**Work instructions:**
Go through the entries below and pick out every line with "name".

(Lines of data)
####################

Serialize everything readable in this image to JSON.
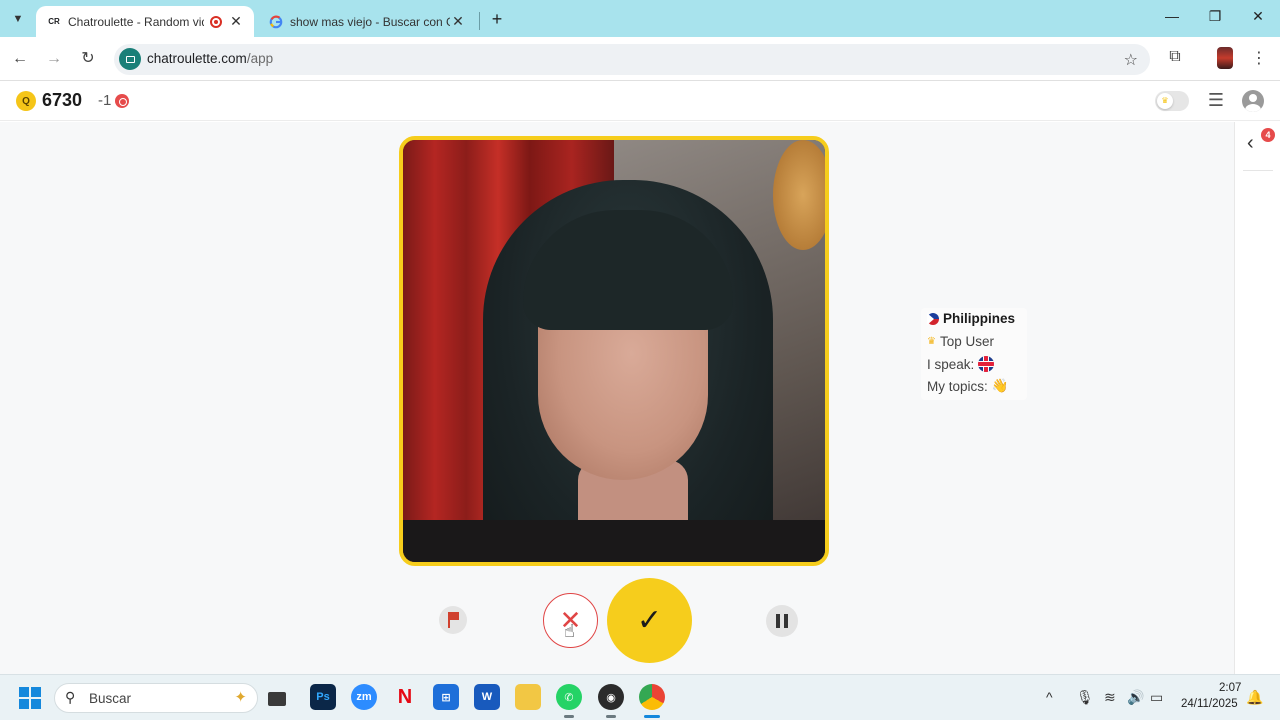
{
  "browser": {
    "tabs": [
      {
        "favicon": "CR",
        "title": "Chatroulette - Random vide",
        "recording": true
      },
      {
        "favicon": "G",
        "title": "show mas viejo - Buscar con Go",
        "recording": false
      }
    ],
    "url_host": "chatroulette.com",
    "url_path": "/app",
    "colors": {
      "tabstrip": "#a8e3ed",
      "site_icon": "#1a7f78"
    }
  },
  "app": {
    "coins_icon": "Q",
    "coins": "6730",
    "minus_count": "-1",
    "notification_count": "4",
    "colors": {
      "accent": "#f6cd1c",
      "danger": "#e04545"
    }
  },
  "partner": {
    "country": "Philippines",
    "badge": "Top User",
    "speak_label": "I speak:",
    "topics_label": "My topics:",
    "topics_emoji": "👋"
  },
  "controls": {
    "report_icon": "flag-icon",
    "skip_icon": "close-icon",
    "accept_icon": "check-icon",
    "pause_icon": "pause-icon"
  },
  "taskbar": {
    "search_placeholder": "Buscar",
    "apps": [
      {
        "name": "task-view",
        "label": ""
      },
      {
        "name": "photoshop",
        "label": "Ps"
      },
      {
        "name": "zoom",
        "label": "zm"
      },
      {
        "name": "netflix",
        "label": "N"
      },
      {
        "name": "store",
        "label": ""
      },
      {
        "name": "word",
        "label": "W"
      },
      {
        "name": "file-explorer",
        "label": ""
      },
      {
        "name": "whatsapp",
        "label": ""
      },
      {
        "name": "obs",
        "label": ""
      },
      {
        "name": "chrome",
        "label": ""
      }
    ],
    "time": "2:07",
    "date": "24/11/2025"
  }
}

####################

**Exercise response:**
        "name": "task-view",
        "name": "photoshop",
        "name": "zoom",
        "name": "netflix",
        "name": "store",
        "name": "word",
        "name": "file-explorer",
        "name": "whatsapp",
        "name": "obs",
        "name": "chrome",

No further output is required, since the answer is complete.